## Begin INFORMATION GIVEN

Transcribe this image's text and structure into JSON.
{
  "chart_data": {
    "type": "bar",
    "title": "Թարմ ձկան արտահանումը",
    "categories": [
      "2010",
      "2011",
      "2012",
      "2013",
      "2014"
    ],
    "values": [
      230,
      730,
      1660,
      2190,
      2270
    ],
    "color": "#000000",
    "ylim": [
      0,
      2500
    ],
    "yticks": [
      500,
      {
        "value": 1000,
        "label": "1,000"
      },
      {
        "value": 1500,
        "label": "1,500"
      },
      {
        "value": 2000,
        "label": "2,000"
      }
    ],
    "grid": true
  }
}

## End INFORMATION GIVEN

**WHAT IS EXPECTED**
Print the whole listing exactly as it is.

**IN RESPONSE**
Transcribe this image's text and structure into JSON.
{
  "chart_data": {
    "type": "bar",
    "title": "Թարմ ձկան արտահանումը",
    "categories": [
      "2010",
      "2011",
      "2012",
      "2013",
      "2014"
    ],
    "values": [
      230,
      730,
      1660,
      2190,
      2270
    ],
    "color": "#000000",
    "ylim": [
      0,
      2500
    ],
    "yticks": [
      500,
      {
        "value": 1000,
        "label": "1,000"
      },
      {
        "value": 1500,
        "label": "1,500"
      },
      {
        "value": 2000,
        "label": "2,000"
      }
    ],
    "grid": true
  }
}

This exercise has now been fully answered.